### Problem description
Lay out the lines from the one containing "whatsapp-icon[interactable] [859,1043,885,1069]" through the one containing "cell-data-emissao: 29/11/2022 [389,184,764,206]" as a Markdown table with the columns Row and Line, leaving out any blank lines.

### Stored rows
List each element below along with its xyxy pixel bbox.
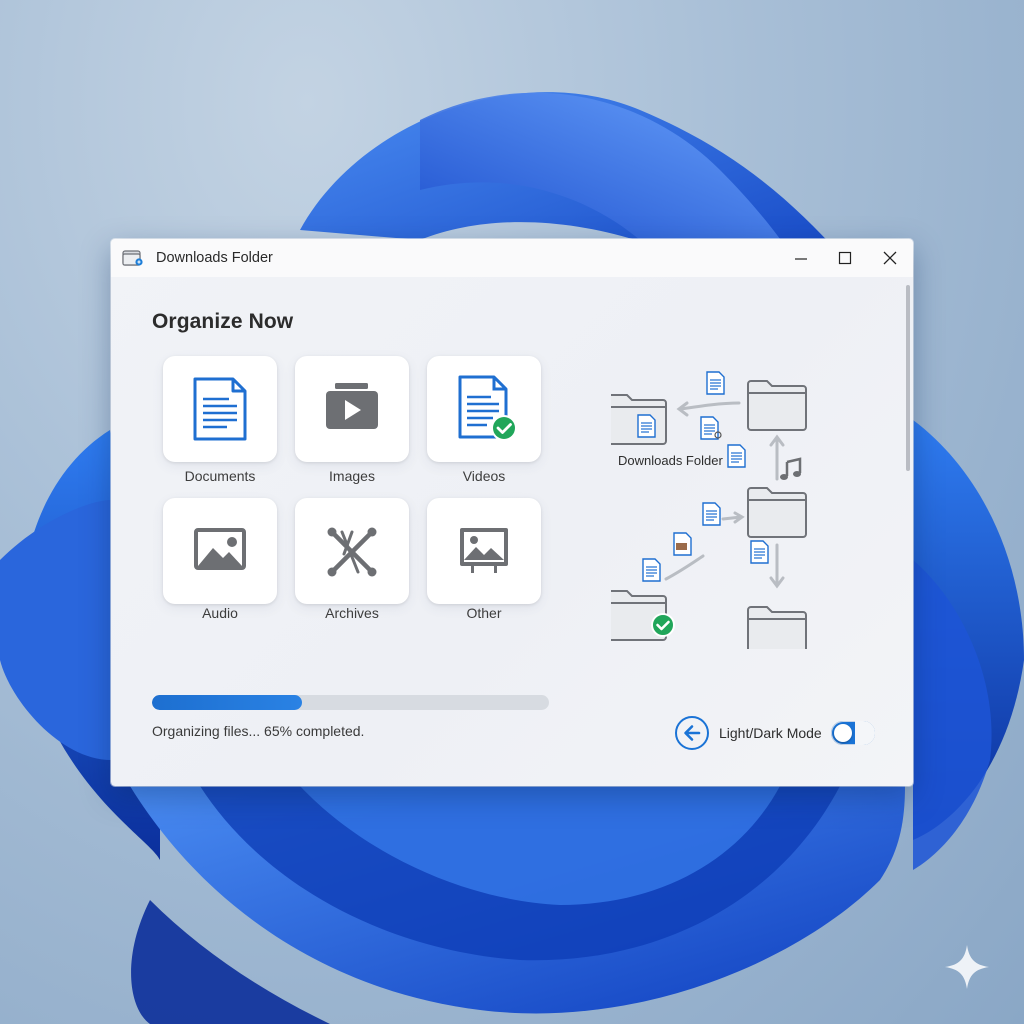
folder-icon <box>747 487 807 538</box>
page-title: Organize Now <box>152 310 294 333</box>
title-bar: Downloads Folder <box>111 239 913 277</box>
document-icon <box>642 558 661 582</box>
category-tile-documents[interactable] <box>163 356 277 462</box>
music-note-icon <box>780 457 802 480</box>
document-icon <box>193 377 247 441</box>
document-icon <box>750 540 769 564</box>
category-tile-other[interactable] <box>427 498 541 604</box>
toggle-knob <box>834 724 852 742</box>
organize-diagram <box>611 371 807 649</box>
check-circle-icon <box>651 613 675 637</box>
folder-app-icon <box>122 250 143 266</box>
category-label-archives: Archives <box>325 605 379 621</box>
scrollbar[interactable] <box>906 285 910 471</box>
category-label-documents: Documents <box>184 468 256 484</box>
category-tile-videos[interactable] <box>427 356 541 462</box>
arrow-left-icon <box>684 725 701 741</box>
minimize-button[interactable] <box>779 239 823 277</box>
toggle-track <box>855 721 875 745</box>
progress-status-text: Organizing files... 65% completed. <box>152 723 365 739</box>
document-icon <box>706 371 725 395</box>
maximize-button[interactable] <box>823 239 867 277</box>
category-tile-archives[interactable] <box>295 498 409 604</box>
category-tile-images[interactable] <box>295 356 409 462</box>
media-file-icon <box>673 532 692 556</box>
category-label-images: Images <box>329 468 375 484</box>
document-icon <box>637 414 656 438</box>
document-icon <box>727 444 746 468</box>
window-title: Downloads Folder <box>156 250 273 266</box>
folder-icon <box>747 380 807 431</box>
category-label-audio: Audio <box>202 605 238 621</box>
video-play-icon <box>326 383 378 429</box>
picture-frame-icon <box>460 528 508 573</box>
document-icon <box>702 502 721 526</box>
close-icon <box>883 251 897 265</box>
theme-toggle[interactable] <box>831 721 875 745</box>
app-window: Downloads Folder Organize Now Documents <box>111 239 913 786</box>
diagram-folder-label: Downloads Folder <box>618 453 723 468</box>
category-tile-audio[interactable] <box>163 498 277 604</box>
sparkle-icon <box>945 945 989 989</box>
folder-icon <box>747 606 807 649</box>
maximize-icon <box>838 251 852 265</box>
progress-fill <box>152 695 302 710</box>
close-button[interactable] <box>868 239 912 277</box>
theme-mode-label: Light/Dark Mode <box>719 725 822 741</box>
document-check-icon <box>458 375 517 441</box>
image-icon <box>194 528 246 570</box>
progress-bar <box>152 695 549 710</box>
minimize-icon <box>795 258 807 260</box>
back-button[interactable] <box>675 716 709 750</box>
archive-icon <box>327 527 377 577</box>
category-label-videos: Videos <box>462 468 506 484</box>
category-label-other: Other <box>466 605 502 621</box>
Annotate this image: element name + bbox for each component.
==
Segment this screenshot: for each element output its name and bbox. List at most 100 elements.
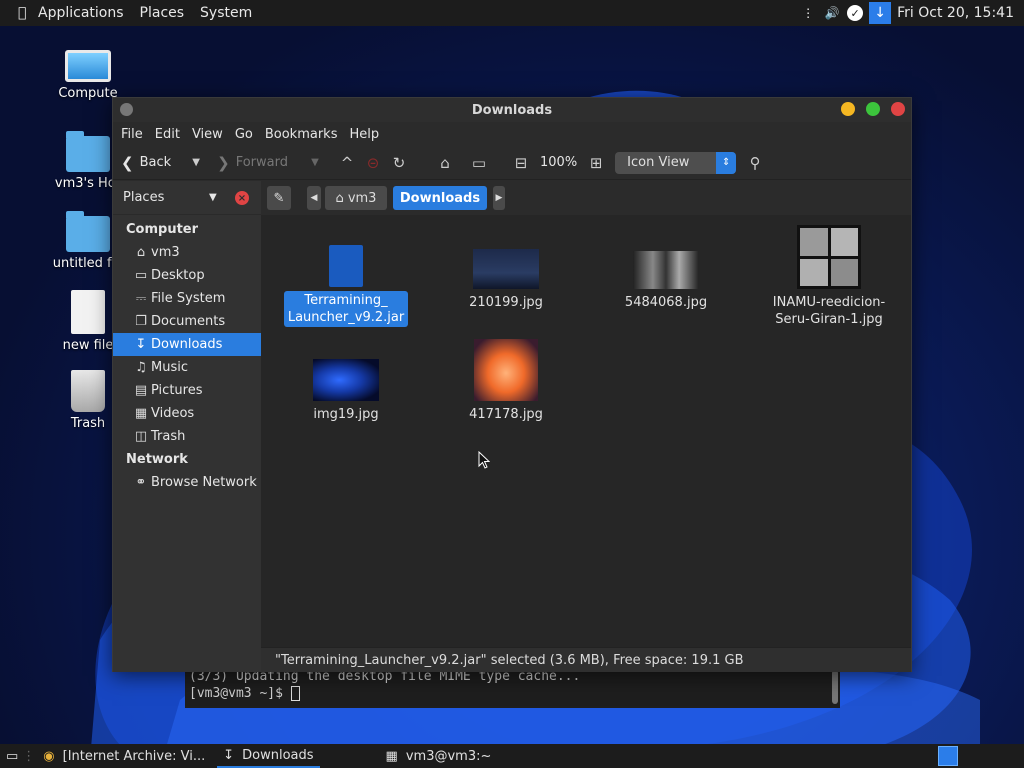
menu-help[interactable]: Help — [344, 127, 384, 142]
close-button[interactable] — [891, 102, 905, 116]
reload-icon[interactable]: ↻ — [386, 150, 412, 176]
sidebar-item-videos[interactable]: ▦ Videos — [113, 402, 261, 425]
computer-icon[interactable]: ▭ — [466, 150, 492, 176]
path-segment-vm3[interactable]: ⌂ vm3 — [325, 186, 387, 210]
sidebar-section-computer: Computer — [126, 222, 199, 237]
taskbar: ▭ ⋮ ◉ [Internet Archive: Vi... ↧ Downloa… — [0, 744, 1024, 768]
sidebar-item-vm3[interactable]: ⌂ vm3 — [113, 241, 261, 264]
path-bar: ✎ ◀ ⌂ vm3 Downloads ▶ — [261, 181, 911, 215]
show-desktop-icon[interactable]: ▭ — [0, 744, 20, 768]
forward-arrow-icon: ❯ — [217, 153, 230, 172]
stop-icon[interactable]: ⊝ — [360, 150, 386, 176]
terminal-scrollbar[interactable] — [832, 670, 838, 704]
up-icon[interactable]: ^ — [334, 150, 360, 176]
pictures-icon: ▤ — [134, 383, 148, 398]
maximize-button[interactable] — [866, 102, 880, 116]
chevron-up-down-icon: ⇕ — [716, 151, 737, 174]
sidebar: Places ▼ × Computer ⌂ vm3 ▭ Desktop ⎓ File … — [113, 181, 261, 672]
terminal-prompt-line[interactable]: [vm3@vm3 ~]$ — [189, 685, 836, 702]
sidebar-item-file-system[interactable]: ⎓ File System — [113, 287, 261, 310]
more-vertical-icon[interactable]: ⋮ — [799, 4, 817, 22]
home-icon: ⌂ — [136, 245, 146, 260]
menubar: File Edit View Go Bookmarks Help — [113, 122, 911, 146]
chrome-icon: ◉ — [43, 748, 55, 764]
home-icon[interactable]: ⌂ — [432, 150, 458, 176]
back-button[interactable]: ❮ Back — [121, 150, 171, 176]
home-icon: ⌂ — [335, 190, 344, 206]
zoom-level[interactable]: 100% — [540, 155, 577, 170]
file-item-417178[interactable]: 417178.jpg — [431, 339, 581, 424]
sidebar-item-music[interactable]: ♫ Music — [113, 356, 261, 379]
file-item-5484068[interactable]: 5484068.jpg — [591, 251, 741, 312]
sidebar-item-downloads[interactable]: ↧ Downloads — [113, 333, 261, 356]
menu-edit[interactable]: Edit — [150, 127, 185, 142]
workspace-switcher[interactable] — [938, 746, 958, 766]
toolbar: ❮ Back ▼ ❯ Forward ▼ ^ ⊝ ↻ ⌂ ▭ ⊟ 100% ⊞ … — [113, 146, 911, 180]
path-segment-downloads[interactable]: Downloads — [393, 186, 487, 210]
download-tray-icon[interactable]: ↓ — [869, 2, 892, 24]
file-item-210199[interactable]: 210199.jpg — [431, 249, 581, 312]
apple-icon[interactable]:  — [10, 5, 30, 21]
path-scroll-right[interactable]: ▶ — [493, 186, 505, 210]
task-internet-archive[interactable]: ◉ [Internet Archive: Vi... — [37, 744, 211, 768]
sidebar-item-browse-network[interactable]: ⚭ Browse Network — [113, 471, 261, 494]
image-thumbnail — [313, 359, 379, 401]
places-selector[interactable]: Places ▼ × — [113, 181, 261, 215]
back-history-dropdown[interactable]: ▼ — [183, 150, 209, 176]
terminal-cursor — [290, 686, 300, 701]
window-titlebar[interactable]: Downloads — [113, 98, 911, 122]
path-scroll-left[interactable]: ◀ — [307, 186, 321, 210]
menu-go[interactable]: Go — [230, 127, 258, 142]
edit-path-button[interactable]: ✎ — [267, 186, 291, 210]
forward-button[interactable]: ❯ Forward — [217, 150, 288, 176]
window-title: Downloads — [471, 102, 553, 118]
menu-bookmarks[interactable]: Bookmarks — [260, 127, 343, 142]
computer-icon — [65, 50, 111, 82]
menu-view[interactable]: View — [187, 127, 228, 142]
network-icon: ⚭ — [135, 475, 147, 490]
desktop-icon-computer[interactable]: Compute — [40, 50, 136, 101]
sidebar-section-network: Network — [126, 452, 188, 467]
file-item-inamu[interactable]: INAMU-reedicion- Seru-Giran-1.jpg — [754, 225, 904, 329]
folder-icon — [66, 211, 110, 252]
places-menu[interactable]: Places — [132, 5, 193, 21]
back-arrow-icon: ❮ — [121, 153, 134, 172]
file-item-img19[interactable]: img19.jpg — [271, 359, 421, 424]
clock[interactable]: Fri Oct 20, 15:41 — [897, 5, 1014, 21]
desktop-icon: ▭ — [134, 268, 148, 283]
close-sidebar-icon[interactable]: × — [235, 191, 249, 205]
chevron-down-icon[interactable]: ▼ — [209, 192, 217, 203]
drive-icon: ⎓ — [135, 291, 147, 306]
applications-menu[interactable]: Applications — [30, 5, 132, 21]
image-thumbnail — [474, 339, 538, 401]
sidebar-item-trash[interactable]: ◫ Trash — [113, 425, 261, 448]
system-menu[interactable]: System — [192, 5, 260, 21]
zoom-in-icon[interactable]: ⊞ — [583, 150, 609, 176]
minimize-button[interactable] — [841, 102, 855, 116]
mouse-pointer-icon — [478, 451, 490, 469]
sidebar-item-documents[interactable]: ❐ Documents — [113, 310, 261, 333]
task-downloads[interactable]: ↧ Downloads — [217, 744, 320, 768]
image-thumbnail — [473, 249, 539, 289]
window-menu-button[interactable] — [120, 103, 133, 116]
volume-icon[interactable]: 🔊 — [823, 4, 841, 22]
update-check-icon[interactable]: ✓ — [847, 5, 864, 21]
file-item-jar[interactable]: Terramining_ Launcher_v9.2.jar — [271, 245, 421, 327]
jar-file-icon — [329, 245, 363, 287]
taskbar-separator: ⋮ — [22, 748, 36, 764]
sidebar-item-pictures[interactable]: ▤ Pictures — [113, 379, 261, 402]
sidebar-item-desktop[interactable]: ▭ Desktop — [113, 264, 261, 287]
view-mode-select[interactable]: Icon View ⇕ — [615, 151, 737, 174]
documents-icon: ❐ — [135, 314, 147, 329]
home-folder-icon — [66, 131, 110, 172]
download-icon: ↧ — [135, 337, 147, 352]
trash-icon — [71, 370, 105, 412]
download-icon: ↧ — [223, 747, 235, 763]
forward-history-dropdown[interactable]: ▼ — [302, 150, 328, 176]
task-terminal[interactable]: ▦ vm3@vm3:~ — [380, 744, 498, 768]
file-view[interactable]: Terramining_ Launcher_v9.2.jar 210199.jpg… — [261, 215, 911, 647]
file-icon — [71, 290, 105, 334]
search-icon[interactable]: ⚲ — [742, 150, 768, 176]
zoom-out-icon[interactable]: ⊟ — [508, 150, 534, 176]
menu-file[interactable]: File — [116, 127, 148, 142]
...
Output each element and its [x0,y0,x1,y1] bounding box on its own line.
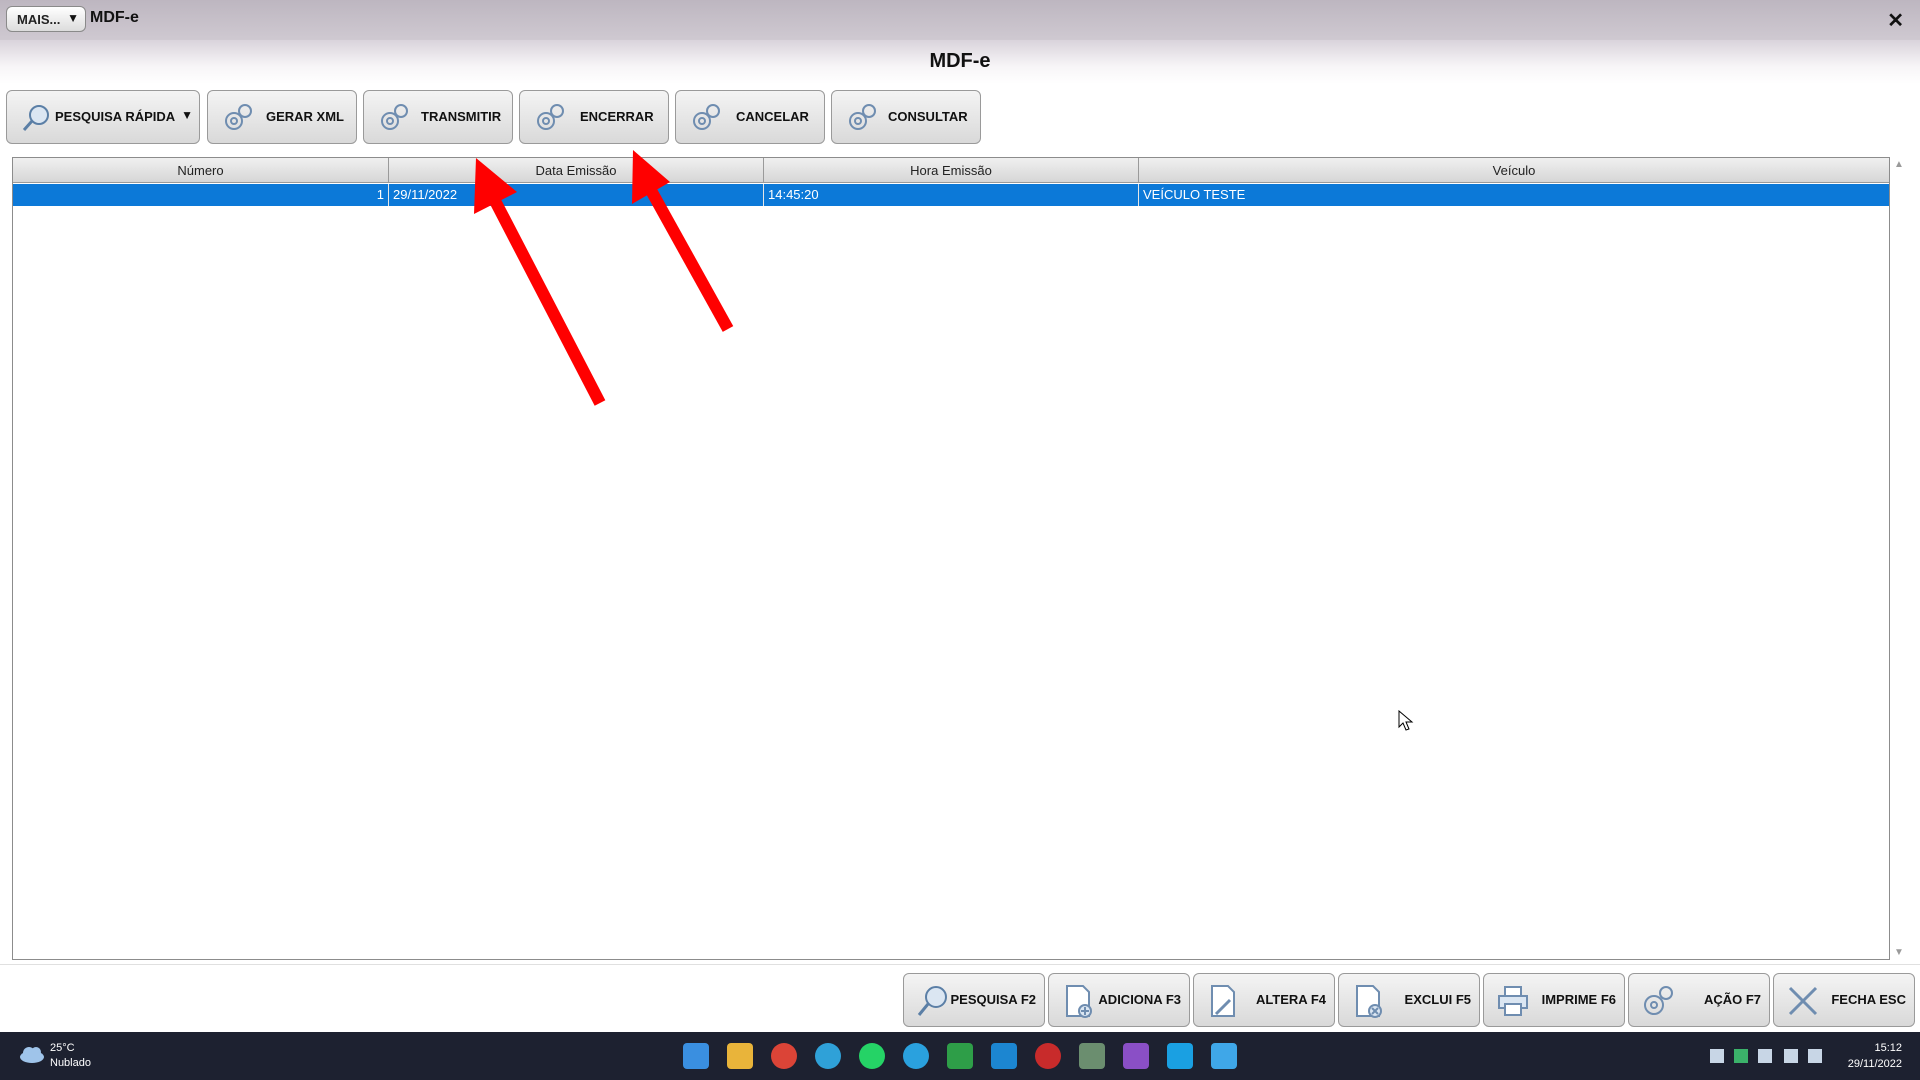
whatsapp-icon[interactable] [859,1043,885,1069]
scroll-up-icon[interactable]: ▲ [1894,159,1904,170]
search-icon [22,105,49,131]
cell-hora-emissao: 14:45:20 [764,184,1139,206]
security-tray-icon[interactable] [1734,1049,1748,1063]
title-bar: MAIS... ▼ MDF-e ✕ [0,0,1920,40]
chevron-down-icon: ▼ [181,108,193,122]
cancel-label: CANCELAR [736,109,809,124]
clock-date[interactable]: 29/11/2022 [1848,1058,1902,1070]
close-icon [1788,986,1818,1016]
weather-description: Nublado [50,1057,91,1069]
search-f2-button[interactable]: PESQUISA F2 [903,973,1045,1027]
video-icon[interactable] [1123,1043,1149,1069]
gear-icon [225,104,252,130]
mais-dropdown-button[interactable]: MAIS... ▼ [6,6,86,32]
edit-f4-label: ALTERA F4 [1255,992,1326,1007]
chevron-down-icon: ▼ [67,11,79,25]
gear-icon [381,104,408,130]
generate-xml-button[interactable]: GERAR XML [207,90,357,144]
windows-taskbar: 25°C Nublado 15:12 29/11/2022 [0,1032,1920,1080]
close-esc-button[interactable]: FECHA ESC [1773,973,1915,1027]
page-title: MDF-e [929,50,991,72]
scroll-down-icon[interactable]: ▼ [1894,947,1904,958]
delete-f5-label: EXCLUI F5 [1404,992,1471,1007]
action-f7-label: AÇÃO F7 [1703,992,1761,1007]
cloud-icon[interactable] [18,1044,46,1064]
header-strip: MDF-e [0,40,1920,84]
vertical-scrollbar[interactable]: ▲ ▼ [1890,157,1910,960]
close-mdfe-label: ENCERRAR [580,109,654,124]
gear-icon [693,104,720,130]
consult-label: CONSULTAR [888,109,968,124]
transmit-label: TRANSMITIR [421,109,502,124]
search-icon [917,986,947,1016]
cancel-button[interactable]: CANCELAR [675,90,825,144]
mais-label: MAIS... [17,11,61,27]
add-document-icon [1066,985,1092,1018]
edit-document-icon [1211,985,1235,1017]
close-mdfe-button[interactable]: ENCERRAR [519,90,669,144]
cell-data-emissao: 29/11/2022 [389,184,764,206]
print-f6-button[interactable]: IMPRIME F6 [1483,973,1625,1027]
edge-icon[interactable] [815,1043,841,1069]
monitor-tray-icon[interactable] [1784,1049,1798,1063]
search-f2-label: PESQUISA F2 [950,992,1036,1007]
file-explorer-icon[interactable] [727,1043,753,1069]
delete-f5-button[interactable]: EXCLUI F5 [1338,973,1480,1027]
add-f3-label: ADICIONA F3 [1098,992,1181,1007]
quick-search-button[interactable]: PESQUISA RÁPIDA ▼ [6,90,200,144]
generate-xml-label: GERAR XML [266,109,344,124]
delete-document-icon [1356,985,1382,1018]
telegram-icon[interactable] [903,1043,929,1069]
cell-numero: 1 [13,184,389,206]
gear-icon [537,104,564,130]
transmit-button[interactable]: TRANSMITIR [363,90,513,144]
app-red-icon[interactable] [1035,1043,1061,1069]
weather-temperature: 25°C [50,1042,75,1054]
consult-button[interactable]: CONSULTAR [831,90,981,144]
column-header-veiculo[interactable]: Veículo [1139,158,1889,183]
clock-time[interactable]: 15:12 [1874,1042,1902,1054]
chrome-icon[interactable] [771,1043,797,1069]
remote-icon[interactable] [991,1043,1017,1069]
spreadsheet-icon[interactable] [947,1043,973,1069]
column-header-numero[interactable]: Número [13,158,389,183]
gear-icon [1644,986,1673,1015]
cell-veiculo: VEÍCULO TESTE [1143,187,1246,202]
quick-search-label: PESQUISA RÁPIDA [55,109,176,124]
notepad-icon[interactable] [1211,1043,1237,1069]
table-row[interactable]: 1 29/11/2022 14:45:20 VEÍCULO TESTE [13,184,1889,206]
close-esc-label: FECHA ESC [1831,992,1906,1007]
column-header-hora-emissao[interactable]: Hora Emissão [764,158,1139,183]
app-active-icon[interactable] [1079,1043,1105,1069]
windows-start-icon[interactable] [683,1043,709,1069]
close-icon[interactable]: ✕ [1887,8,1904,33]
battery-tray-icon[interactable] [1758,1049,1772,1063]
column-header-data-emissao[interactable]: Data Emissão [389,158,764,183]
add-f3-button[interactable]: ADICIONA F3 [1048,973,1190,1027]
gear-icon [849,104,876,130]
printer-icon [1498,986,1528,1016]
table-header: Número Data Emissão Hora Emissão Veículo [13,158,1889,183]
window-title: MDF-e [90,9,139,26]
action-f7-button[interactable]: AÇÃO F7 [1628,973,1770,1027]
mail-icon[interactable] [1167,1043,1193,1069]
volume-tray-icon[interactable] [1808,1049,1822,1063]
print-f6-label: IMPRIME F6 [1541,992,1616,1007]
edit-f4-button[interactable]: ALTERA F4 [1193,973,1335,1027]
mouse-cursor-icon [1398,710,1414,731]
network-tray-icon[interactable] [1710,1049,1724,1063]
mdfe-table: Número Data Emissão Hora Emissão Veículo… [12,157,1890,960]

### Solution for this problem
| Row | Line |
|---|---|
| 1 | whatsapp-icon[interactable] [859,1043,885,1069] |
| 2 | scroll-up-icon[interactable]: ▲ [1894,159,1904,170] |
| 3 | search-icon [22,105,49,131] |
| 4 | cell-hora-emissao: 14:45:20 [764,184,1139,206] |
| 5 | security-tray-icon[interactable] [1734,1049,1748,1063] |
| 6 | title-bar: MAIS... ▼ MDF-e ✕ [0,0,1920,40] |
| 7 | chevron-down-icon: ▼ [181,108,193,122] |
| 8 | cancel-label: CANCELAR [736,109,809,124] |
| 9 | clock-date[interactable]: 29/11/2022 [1848,1058,1902,1070] |
| 10 | close-icon [1788,986,1818,1016] |
| 11 | weather-description: Nublado [50,1057,91,1069] |
| 12 | search-f2-button[interactable]: PESQUISA F2 [903,973,1045,1027] |
| 13 | video-icon[interactable] [1123,1043,1149,1069] |
| 14 | gear-icon [225,104,252,130] |
| 15 | mais-dropdown-button[interactable]: MAIS... ▼ [6,6,86,32] |
| 16 | edit-f4-label: ALTERA F4 [1255,992,1326,1007] |
| 17 | chevron-down-icon: ▼ [67,11,79,25] |
| 18 | gear-icon [381,104,408,130] |
| 19 | generate-xml-button[interactable]: GERAR XML [207,90,357,144] |
| 20 | windows-taskbar: 25°C Nublado 15:12 29/11/2022 [0,1032,1920,1080] |
| 21 | close-esc-button[interactable]: FECHA ESC [1773,973,1915,1027] |
| 22 | page-title: MDF-e [929,50,991,72] |
| 23 | scroll-down-icon[interactable]: ▼ [1894,947,1904,958] |
| 24 | delete-f5-label: EXCLUI F5 [1404,992,1471,1007] |
| 25 | action-f7-label: AÇÃO F7 [1703,992,1761,1007] |
| 26 | cloud-icon[interactable] [18,1044,46,1064] |
| 27 | header-strip: MDF-e [0,40,1920,84] |
| 28 | vertical-scrollbar[interactable]: ▲ ▼ [1890,157,1910,960] |
| 29 | close-mdfe-label: ENCERRAR [580,109,654,124] |
| 30 | gear-icon [693,104,720,130] |
| 31 | consult-label: CONSULTAR [888,109,968,124] |
| 32 | transmit-label: TRANSMITIR [421,109,502,124] |
| 33 | search-icon [917,986,947,1016] |
| 34 | cancel-button[interactable]: CANCELAR [675,90,825,144] |
| 35 | mais-label: MAIS... [17,11,61,27] |
| 36 | add-document-icon [1066,985,1092,1018] |
| 37 | edit-document-icon [1211,985,1235,1017] |
| 38 | close-mdfe-button[interactable]: ENCERRAR [519,90,669,144] |
| 39 | cell-data-emissao: 29/11/2022 [389,184,764,206] |